Problem: Gather every line in the records below that contains the word "kleinen".
-- Start --
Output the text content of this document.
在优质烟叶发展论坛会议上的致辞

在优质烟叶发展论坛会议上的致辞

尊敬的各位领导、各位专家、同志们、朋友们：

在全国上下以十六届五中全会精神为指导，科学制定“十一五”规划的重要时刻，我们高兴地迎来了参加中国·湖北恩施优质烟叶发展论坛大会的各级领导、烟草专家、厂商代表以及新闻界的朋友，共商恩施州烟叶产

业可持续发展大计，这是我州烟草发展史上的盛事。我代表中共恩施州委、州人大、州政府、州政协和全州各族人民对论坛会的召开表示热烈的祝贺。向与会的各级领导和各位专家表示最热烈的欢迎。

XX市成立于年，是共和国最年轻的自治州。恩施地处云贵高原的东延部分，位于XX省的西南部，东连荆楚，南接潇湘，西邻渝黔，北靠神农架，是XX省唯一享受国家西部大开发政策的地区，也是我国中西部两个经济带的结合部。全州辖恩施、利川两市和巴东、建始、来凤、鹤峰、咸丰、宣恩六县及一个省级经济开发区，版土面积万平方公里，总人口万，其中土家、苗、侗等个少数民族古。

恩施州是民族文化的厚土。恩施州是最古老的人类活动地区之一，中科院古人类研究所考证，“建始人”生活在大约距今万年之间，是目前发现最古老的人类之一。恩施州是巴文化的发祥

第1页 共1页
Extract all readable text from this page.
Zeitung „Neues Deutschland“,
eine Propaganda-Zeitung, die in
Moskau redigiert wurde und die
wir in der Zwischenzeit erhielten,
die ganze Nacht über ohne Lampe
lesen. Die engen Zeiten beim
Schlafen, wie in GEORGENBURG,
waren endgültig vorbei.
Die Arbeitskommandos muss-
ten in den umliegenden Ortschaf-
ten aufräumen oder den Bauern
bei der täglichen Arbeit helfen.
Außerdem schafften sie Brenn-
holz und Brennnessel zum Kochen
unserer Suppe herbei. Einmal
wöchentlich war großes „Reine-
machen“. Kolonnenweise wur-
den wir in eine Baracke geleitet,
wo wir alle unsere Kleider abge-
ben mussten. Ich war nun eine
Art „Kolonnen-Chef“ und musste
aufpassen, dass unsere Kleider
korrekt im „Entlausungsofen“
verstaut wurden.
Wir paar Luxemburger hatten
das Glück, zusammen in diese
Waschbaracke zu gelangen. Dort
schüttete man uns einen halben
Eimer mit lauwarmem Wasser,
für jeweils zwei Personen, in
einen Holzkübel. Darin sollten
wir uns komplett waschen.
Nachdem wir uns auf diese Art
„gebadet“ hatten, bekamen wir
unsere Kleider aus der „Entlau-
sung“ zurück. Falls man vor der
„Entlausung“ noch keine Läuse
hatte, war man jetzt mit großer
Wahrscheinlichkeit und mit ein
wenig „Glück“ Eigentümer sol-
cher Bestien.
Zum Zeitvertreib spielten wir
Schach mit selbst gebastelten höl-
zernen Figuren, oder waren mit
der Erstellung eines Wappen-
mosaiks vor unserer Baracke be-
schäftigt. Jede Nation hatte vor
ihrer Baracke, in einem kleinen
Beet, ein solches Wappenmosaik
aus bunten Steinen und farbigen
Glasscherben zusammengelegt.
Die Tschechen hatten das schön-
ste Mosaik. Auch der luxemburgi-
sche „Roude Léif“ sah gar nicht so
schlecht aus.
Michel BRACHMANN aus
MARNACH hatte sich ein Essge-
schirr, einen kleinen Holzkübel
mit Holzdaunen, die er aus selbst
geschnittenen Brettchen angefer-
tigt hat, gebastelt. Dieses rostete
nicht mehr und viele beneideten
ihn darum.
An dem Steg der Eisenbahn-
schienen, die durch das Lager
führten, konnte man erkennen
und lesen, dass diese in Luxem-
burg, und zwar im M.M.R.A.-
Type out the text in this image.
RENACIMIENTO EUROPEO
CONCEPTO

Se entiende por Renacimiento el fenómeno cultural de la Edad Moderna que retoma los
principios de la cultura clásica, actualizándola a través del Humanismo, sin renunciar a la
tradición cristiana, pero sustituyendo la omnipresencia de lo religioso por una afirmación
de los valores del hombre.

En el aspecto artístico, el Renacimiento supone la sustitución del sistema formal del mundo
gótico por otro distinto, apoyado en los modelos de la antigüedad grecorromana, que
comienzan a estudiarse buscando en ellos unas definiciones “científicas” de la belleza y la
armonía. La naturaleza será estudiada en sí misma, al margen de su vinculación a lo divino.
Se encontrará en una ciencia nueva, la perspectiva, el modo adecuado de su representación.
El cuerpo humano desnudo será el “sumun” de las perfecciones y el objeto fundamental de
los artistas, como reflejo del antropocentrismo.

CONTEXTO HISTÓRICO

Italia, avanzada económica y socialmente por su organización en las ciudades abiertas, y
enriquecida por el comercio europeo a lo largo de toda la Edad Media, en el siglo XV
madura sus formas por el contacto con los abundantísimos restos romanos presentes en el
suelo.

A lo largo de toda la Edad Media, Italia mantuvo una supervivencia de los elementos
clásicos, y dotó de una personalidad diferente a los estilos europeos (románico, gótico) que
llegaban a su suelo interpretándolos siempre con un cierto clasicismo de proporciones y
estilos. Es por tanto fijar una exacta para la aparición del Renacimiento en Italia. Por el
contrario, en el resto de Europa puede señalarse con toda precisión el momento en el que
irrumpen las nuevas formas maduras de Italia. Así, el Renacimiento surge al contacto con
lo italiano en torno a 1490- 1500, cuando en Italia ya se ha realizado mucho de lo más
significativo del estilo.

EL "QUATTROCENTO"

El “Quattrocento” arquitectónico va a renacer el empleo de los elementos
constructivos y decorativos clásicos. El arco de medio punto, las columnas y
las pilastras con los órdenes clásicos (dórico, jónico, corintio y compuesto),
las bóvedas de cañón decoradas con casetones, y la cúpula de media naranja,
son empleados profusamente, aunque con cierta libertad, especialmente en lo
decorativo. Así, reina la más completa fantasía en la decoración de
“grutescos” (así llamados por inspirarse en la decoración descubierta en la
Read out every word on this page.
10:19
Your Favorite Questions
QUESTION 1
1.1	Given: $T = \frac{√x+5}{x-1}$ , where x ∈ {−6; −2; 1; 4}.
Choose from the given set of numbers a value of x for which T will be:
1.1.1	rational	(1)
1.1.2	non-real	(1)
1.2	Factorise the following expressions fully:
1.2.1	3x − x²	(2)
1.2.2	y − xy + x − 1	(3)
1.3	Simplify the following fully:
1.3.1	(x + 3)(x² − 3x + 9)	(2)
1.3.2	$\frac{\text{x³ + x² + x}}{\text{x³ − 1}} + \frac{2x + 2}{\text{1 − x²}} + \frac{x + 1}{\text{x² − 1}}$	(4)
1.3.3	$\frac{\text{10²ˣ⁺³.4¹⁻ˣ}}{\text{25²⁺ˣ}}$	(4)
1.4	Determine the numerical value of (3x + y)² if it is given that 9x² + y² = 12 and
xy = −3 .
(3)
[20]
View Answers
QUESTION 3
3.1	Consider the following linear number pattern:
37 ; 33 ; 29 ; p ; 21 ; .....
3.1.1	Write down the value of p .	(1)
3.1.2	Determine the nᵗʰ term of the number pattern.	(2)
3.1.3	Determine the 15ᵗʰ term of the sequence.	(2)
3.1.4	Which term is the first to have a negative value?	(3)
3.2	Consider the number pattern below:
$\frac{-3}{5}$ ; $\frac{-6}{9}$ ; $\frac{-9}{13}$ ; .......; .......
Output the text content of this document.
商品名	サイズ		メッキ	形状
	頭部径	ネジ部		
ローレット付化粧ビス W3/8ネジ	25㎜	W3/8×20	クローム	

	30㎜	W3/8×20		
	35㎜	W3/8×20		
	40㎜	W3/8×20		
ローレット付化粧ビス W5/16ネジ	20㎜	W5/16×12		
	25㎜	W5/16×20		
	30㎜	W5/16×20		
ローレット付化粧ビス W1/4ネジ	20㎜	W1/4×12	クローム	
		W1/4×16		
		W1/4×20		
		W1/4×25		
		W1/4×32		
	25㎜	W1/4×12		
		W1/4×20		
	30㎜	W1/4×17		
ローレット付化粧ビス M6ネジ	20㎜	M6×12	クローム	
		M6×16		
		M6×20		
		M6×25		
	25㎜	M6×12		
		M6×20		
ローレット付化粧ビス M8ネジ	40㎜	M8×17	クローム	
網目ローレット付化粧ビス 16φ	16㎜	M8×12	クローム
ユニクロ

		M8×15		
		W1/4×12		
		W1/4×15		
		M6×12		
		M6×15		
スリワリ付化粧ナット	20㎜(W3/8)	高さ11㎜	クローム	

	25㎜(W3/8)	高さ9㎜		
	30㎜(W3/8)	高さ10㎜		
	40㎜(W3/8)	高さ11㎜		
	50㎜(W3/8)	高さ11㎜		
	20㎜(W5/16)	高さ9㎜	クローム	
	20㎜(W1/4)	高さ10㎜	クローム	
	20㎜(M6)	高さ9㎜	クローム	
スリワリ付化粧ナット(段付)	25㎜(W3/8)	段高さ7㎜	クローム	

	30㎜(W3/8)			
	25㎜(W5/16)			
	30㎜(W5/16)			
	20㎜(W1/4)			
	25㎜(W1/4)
-- End --
Result of the task:
ihrer Baracke, in einem kleinen
schirr, einen kleinen Holzkübel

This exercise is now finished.